> Data extract:
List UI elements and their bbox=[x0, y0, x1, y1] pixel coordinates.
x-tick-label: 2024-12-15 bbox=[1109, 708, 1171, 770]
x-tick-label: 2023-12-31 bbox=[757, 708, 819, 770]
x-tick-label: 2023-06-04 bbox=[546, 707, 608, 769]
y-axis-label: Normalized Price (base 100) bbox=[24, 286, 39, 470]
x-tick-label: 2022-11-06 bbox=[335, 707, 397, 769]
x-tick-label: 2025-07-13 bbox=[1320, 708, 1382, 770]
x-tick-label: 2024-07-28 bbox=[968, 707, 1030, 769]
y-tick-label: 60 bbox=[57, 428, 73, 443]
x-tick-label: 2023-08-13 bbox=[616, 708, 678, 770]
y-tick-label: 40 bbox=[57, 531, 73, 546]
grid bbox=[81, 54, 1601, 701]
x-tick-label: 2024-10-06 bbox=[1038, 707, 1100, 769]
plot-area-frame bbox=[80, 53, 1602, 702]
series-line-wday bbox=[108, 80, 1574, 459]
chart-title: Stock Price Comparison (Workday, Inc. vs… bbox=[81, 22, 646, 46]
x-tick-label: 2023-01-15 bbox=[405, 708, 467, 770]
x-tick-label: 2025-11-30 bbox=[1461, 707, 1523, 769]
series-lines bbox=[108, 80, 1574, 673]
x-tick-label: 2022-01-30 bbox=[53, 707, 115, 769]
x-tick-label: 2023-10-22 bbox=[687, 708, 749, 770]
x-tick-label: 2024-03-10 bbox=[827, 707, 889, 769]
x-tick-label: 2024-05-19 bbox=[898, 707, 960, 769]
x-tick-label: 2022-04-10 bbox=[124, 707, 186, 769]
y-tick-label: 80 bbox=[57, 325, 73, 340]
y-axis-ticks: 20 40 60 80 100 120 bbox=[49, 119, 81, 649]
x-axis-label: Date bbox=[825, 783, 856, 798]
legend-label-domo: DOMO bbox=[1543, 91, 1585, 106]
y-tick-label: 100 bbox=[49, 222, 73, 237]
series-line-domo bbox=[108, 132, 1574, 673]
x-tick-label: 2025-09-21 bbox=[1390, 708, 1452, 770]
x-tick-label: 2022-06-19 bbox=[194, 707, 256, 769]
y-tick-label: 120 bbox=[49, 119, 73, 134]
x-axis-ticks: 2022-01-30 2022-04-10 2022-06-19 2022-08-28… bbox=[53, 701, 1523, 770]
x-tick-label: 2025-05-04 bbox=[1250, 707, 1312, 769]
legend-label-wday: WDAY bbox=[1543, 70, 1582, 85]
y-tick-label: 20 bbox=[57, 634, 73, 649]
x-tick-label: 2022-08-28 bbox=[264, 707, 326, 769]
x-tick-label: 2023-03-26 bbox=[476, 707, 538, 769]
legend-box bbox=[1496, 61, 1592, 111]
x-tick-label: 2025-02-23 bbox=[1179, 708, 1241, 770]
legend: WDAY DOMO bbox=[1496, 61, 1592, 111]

> Task prompt: Rewrite every line of the listing above as a numbered list, skipping any blank lines.

> Response to this task:
1. List UI elements and their bbox=[x0, y0, x1, y1] pixel coordinates.
2. x-tick-label: 2024-12-15 bbox=[1109, 708, 1171, 770]
3. x-tick-label: 2023-12-31 bbox=[757, 708, 819, 770]
4. x-tick-label: 2023-06-04 bbox=[546, 707, 608, 769]
5. y-axis-label: Normalized Price (base 100) bbox=[24, 286, 39, 470]
6. x-tick-label: 2022-11-06 bbox=[335, 707, 397, 769]
7. x-tick-label: 2025-07-13 bbox=[1320, 708, 1382, 770]
8. x-tick-label: 2024-07-28 bbox=[968, 707, 1030, 769]
9. y-tick-label: 60 bbox=[57, 428, 73, 443]
10. x-tick-label: 2023-08-13 bbox=[616, 708, 678, 770]
11. y-tick-label: 40 bbox=[57, 531, 73, 546]
12. grid bbox=[81, 54, 1601, 701]
13. x-tick-label: 2024-10-06 bbox=[1038, 707, 1100, 769]
14. plot-area-frame bbox=[80, 53, 1602, 702]
15. series-line-wday bbox=[108, 80, 1574, 459]
16. chart-title: Stock Price Comparison (Workday, Inc. vs… bbox=[81, 22, 646, 46]
17. x-tick-label: 2023-01-15 bbox=[405, 708, 467, 770]
18. x-tick-label: 2025-11-30 bbox=[1461, 707, 1523, 769]
19. series-lines bbox=[108, 80, 1574, 673]
20. x-tick-label: 2022-01-30 bbox=[53, 707, 115, 769]
21. x-tick-label: 2023-10-22 bbox=[687, 708, 749, 770]
22. x-tick-label: 2024-03-10 bbox=[827, 707, 889, 769]
23. x-tick-label: 2024-05-19 bbox=[898, 707, 960, 769]
24. x-tick-label: 2022-04-10 bbox=[124, 707, 186, 769]
25. y-tick-label: 80 bbox=[57, 325, 73, 340]
26. y-axis-ticks: 20 40 60 80 100 120 bbox=[49, 119, 81, 649]
27. x-axis-label: Date bbox=[825, 783, 856, 798]
28. legend-label-domo: DOMO bbox=[1543, 91, 1585, 106]
29. y-tick-label: 100 bbox=[49, 222, 73, 237]
30. series-line-domo bbox=[108, 132, 1574, 673]
31. x-tick-label: 2025-09-21 bbox=[1390, 708, 1452, 770]
32. x-tick-label: 2022-06-19 bbox=[194, 707, 256, 769]
33. y-tick-label: 120 bbox=[49, 119, 73, 134]
34. x-axis-ticks: 2022-01-30 2022-04-10 2022-06-19 2022-08-28… bbox=[53, 701, 1523, 770]
35. x-tick-label: 2025-05-04 bbox=[1250, 707, 1312, 769]
36. legend-label-wday: WDAY bbox=[1543, 70, 1582, 85]
37. y-tick-label: 20 bbox=[57, 634, 73, 649]
38. x-tick-label: 2022-08-28 bbox=[264, 707, 326, 769]
39. x-tick-label: 2023-03-26 bbox=[476, 707, 538, 769]
40. legend-box bbox=[1496, 61, 1592, 111]
41. x-tick-label: 2025-02-23 bbox=[1179, 708, 1241, 770]
42. legend: WDAY DOMO bbox=[1496, 61, 1592, 111]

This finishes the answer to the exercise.